-- Begin EXERCISE MATERIALS --
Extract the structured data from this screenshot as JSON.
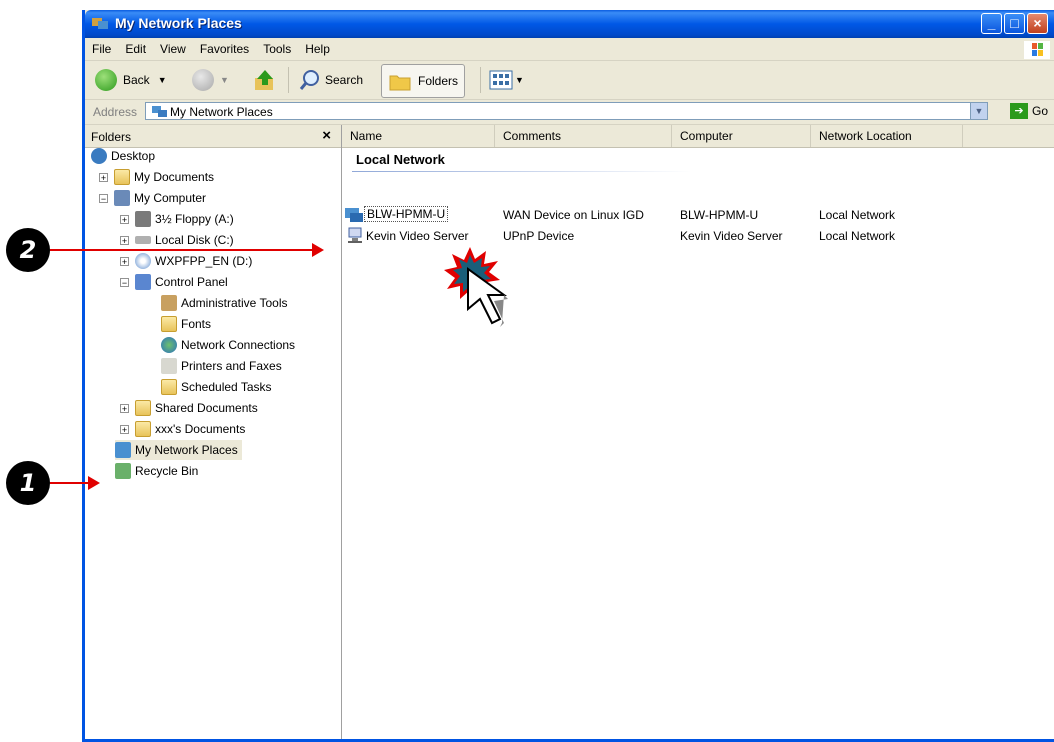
{
  "window": {
    "title": "My Network Places"
  },
  "menu": [
    "File",
    "Edit",
    "View",
    "Favorites",
    "Tools",
    "Help"
  ],
  "toolbar": {
    "back_label": "Back",
    "search_label": "Search",
    "folders_label": "Folders"
  },
  "address": {
    "label": "Address",
    "value": "My Network Places",
    "go_label": "Go"
  },
  "folders_pane": {
    "title": "Folders",
    "close_glyph": "×",
    "items": [
      {
        "label": "Desktop",
        "icon": "desktop-icon"
      },
      {
        "label": "My Documents",
        "icon": "folder-icon"
      },
      {
        "label": "My Computer",
        "icon": "computer-icon"
      },
      {
        "label": "3½ Floppy (A:)",
        "icon": "floppy-icon"
      },
      {
        "label": "Local Disk (C:)",
        "icon": "disk-icon"
      },
      {
        "label": "WXPFPP_EN (D:)",
        "icon": "cd-icon"
      },
      {
        "label": "Control Panel",
        "icon": "control-panel-icon"
      },
      {
        "label": "Administrative Tools",
        "icon": "admin-tools-icon"
      },
      {
        "label": "Fonts",
        "icon": "fonts-folder-icon"
      },
      {
        "label": "Network Connections",
        "icon": "network-connections-icon"
      },
      {
        "label": "Printers and Faxes",
        "icon": "printer-icon"
      },
      {
        "label": "Scheduled Tasks",
        "icon": "scheduled-tasks-icon"
      },
      {
        "label": "Shared Documents",
        "icon": "folder-icon"
      },
      {
        "label": "xxx's Documents",
        "icon": "folder-icon"
      },
      {
        "label": "My Network Places",
        "icon": "network-places-icon"
      },
      {
        "label": "Recycle Bin",
        "icon": "recycle-bin-icon"
      }
    ]
  },
  "columns": [
    "Name",
    "Comments",
    "Computer",
    "Network Location"
  ],
  "group": {
    "title": "Local Network"
  },
  "rows": [
    {
      "name": "BLW-HPMM-U",
      "comments": "WAN Device on Linux IGD",
      "computer": "BLW-HPMM-U",
      "location": "Local Network"
    },
    {
      "name": "Kevin Video Server",
      "comments": "UPnP Device",
      "computer": "Kevin Video Server",
      "location": "Local Network"
    }
  ],
  "annotations": {
    "step1": "1",
    "step2": "2"
  },
  "colors": {
    "annotation_arrow": "#e00000",
    "titlebar": "#0058e6",
    "selection_burst": "#e00000"
  }
}
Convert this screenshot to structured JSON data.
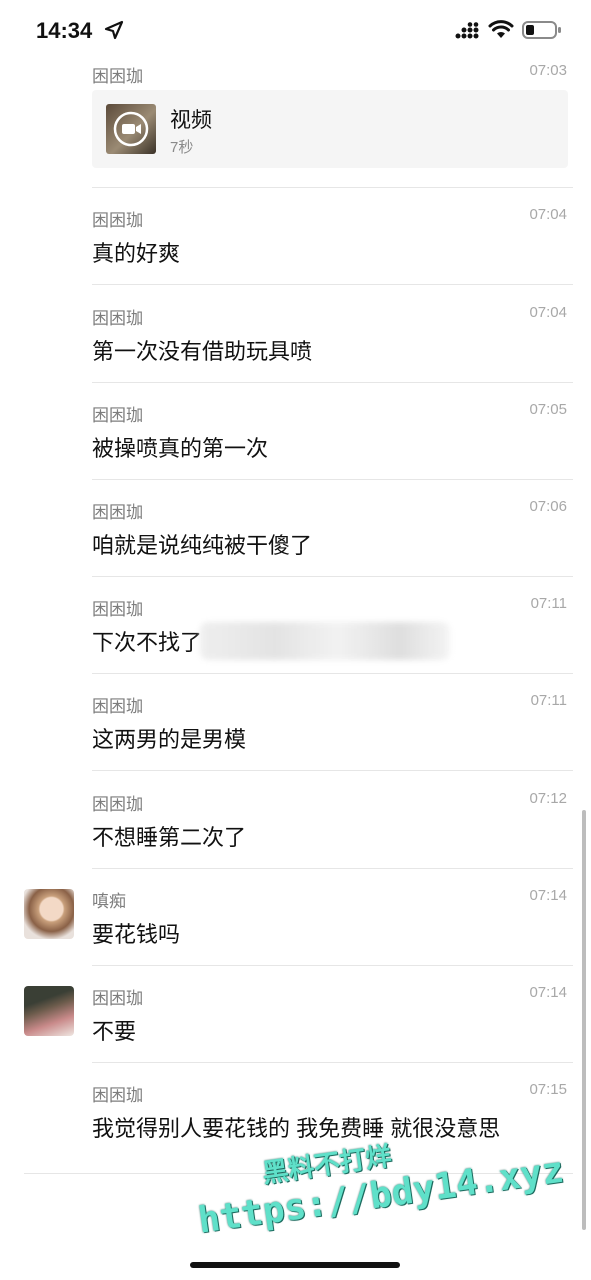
-- End EXERCISE MATERIALS --
- [TO BE DONE] Go through the entries above and print each one exactly, minus the pictures.

- [EXPECTED OUTPUT]
Extract the structured data from this screenshot as JSON.
{
  "window": {
    "title": "My Network Places"
  },
  "menu": [
    "File",
    "Edit",
    "View",
    "Favorites",
    "Tools",
    "Help"
  ],
  "toolbar": {
    "back_label": "Back",
    "search_label": "Search",
    "folders_label": "Folders"
  },
  "address": {
    "label": "Address",
    "value": "My Network Places",
    "go_label": "Go"
  },
  "folders_pane": {
    "title": "Folders",
    "close_glyph": "×",
    "items": [
      {
        "label": "Desktop",
        "icon": "desktop-icon"
      },
      {
        "label": "My Documents",
        "icon": "folder-icon"
      },
      {
        "label": "My Computer",
        "icon": "computer-icon"
      },
      {
        "label": "3½ Floppy (A:)",
        "icon": "floppy-icon"
      },
      {
        "label": "Local Disk (C:)",
        "icon": "disk-icon"
      },
      {
        "label": "WXPFPP_EN (D:)",
        "icon": "cd-icon"
      },
      {
        "label": "Control Panel",
        "icon": "control-panel-icon"
      },
      {
        "label": "Administrative Tools",
        "icon": "admin-tools-icon"
      },
      {
        "label": "Fonts",
        "icon": "fonts-folder-icon"
      },
      {
        "label": "Network Connections",
        "icon": "network-connections-icon"
      },
      {
        "label": "Printers and Faxes",
        "icon": "printer-icon"
      },
      {
        "label": "Scheduled Tasks",
        "icon": "scheduled-tasks-icon"
      },
      {
        "label": "Shared Documents",
        "icon": "folder-icon"
      },
      {
        "label": "xxx's Documents",
        "icon": "folder-icon"
      },
      {
        "label": "My Network Places",
        "icon": "network-places-icon"
      },
      {
        "label": "Recycle Bin",
        "icon": "recycle-bin-icon"
      }
    ]
  },
  "columns": [
    "Name",
    "Comments",
    "Computer",
    "Network Location"
  ],
  "group": {
    "title": "Local Network"
  },
  "rows": [
    {
      "name": "BLW-HPMM-U",
      "comments": "WAN Device on Linux IGD",
      "computer": "BLW-HPMM-U",
      "location": "Local Network"
    },
    {
      "name": "Kevin Video Server",
      "comments": "UPnP Device",
      "computer": "Kevin Video Server",
      "location": "Local Network"
    }
  ],
  "annotations": {
    "step1": "1",
    "step2": "2"
  },
  "colors": {
    "annotation_arrow": "#e00000",
    "titlebar": "#0058e6",
    "selection_burst": "#e00000"
  }
}
Convert this screenshot to structured JSON data.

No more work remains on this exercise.